__Task requirements__.
(a) In the comment thread below, why does wedrifid say it is clearly not the case that every comment on the post is being systematically downvoted? Explain in one to three sentences.
(b) Answer these questions from the comment thread below:
(i) According to the opening comment, how much of the ship did the proposed space-time metric leave exposed?
(ii) How often does the opening comment assume Time-Turners deploy a tiny wormhole?
(iii) What does MrMind say he will not edit out?
(c) Reproduce word for word everything in the comment thread from "Ah, I didn't" down to "and read forward.".
---------- Text ----------
IIRC, in order to make an Alcubierre wave more efficient, a space-time metric was proposed that in a sense isolated the ship from the outside universe, exposing only a very tiny surface. This allowed the wave to carry away the object without requiring the energy of all stars in our galaxy.
I can assume that Time-Turners, since they can work only hour-by-hour, deploy a very tiny wormohole every hour (!!) in a connected chain, and when the user activate it, it encloses him/her in this bubble and transport him/her through one of the point of the chain.
Of course I cannot calculate it, but I suspect that the problem lies in the bubble formation: I don't know if the energy spent to form it can only be directed inwards or through the holes...
But hey, it's magic!

comment by wedrifid · 2013-04-17T08:59:48.990Z · score: 3 (3 votes) · LW · GW

I suspect that someone is systematically downvoting every comment made to this post, but what the heck: it's interesting, I'll add my two cents and gladly take the downvote. 'gimmie your best shot pal, I can take it.

It is clearly not the case that someone is sytematically downvoting every comment made to this post. It is a prediction that is easily tested by hovering the mouse pointer over the karma of the comments. This will show you that many comments, including some of the older ones, are 100% positive and many more are 0% positive with 0 karma. Both of those states preclude them having been downvoted, systematically or otherwise.

I am about to downvote this comment without reading further. I encourage others to do likewise (unless you edit out the bluster). As a rule of thumb nearly any comment that conveys "I'm going to get downvoted but " is worth downting.

comment by MrMind · 2013-04-17T12:36:59.481Z · score: 1 (1 votes) · LW · GW

It is clearly not the case that someone is sytematically downvoting every comment made to this post. It is a prediction that is easily tested by hovering the mouse pointer over the karma of the comments. This will show you that many comments, including some of the older ones, are 100% positive and many more are 0% positive with 0 karma. Both of those states preclude them having been downvoted, systematically or otherwise.

Ah, I didn't knew about that function: in that case, your analysis is absolutely correct! I retract my statement.

I am about to downvote this comment without reading further.

That, on the other side, seems wrong. You should downvote and read forward.

I encourage others to do likewise (unless you edit out the bluster)

That seems very wrong: in an environment that predicates rationality, stating that you're wrong should be encouraged, not punished. It's not about the downvoting, as I've written, it's about downvoting unless I cancel the original statement. The shift seems to have moved, at least in your comment, from being less wrong to being right.

I refuse such a drift. I won't edit out the statement (but I'll gladly admit I was wrong).
---------- Extracted material ----------
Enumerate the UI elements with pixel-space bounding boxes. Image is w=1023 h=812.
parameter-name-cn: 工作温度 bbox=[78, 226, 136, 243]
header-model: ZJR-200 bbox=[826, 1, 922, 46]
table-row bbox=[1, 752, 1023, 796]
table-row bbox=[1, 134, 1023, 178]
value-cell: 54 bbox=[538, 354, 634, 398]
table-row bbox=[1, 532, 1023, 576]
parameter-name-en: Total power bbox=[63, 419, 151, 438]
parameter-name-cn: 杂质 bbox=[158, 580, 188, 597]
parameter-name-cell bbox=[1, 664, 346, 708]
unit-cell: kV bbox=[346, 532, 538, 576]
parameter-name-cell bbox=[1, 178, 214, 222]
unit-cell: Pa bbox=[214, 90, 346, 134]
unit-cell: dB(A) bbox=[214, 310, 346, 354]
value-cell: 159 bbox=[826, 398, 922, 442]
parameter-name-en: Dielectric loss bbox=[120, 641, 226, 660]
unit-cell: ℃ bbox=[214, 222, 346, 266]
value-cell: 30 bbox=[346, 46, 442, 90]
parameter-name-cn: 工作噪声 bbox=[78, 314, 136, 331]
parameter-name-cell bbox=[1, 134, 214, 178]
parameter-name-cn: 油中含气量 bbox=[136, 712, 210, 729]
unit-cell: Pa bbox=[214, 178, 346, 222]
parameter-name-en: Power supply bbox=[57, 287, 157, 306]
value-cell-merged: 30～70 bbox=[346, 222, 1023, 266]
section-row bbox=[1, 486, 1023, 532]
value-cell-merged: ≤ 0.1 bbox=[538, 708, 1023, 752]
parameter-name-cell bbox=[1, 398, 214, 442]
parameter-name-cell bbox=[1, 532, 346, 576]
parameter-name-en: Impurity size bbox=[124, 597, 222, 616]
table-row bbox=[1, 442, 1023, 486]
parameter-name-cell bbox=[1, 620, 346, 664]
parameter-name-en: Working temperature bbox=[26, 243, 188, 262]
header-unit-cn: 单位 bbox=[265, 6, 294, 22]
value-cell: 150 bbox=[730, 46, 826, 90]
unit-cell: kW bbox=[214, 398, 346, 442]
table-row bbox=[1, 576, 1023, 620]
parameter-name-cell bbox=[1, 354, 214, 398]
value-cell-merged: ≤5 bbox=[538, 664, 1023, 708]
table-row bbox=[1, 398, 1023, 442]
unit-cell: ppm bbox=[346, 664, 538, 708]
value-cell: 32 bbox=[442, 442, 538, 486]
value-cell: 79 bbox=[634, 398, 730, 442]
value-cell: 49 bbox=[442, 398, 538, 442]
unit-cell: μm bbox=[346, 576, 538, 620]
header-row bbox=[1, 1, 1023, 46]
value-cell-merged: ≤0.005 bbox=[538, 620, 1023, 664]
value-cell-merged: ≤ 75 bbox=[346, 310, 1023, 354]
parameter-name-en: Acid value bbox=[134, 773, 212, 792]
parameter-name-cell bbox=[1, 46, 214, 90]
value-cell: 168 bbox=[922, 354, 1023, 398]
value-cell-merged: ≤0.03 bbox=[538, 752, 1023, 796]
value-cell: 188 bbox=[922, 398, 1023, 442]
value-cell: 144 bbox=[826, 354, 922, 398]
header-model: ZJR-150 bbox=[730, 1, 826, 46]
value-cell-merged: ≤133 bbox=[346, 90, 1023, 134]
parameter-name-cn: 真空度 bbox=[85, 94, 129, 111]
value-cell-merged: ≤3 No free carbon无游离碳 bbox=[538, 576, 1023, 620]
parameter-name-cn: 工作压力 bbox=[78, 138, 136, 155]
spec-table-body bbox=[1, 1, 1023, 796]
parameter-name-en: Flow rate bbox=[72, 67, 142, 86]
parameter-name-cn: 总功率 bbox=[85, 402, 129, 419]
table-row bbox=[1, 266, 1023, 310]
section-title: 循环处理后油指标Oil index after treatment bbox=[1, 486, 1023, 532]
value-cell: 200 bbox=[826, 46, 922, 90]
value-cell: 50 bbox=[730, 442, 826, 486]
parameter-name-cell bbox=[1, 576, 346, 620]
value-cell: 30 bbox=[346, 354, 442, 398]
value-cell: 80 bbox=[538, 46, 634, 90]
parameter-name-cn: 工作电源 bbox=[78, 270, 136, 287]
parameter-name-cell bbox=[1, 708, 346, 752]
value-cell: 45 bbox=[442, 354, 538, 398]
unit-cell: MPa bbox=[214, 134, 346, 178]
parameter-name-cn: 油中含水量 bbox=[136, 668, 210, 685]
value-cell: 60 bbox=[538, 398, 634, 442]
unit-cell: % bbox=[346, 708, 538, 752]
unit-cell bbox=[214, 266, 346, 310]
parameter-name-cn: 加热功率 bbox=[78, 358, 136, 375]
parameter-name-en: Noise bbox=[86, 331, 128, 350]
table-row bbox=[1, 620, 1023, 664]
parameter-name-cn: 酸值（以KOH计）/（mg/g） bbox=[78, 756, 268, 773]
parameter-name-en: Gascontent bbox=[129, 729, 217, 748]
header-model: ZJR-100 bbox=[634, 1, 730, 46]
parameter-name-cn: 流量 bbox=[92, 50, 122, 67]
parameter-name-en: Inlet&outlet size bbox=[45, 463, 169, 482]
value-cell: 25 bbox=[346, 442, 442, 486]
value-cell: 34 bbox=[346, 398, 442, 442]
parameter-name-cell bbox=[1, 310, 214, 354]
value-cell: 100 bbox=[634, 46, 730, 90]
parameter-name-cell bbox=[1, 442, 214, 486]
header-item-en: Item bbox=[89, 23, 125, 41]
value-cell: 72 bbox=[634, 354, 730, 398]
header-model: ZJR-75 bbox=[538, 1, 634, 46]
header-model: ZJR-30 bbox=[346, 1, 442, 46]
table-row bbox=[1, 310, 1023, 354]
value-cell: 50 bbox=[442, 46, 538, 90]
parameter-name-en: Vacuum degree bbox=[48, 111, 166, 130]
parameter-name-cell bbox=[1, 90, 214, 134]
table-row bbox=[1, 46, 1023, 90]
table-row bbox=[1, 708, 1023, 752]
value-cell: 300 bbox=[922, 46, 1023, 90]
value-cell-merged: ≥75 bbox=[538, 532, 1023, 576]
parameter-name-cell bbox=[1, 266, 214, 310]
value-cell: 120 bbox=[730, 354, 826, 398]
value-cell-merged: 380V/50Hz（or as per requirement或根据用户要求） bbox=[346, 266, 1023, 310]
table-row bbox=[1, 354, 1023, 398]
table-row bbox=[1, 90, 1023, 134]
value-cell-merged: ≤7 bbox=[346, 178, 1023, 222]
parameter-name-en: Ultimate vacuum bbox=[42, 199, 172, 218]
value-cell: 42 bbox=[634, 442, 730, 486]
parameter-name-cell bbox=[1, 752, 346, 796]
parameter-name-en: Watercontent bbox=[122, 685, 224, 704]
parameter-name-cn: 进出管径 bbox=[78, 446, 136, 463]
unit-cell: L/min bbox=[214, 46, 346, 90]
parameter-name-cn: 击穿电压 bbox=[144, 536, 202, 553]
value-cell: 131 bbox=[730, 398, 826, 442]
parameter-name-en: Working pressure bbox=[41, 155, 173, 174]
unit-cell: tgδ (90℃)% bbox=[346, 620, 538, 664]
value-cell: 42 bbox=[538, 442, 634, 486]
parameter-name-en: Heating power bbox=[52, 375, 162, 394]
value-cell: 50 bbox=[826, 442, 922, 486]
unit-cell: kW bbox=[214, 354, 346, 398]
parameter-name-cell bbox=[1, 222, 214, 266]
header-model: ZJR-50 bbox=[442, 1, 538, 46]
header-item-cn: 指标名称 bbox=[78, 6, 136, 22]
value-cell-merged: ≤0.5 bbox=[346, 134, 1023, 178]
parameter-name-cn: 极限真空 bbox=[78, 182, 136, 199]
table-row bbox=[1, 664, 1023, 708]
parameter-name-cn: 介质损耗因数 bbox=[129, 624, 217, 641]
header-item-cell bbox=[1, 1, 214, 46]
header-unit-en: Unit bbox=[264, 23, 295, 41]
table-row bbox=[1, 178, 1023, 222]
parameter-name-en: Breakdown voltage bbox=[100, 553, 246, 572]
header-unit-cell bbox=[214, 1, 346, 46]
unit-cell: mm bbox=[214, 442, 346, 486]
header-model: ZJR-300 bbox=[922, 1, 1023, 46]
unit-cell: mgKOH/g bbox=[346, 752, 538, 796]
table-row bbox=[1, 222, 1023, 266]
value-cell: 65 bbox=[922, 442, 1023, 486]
----------
__Expected results__.
(a) Hovering the mouse pointer over a comment's karma shows that many comments, including some older ones, are 100% positive, and many more are 0% positive with 0 karma. Neither state is possible if a comment has been downvoted.

(b)
(i) Only a very tiny surface.
(ii) Every hour.
(iii) The statement (the one about expecting to be downvoted).

(c)
Ah, I didn't knew about that function: in that case, your analysis is absolutely correct! I retract my statement.

I am about to downvote this comment without reading further.

That, on the other side, seems wrong. You should downvote and read forward.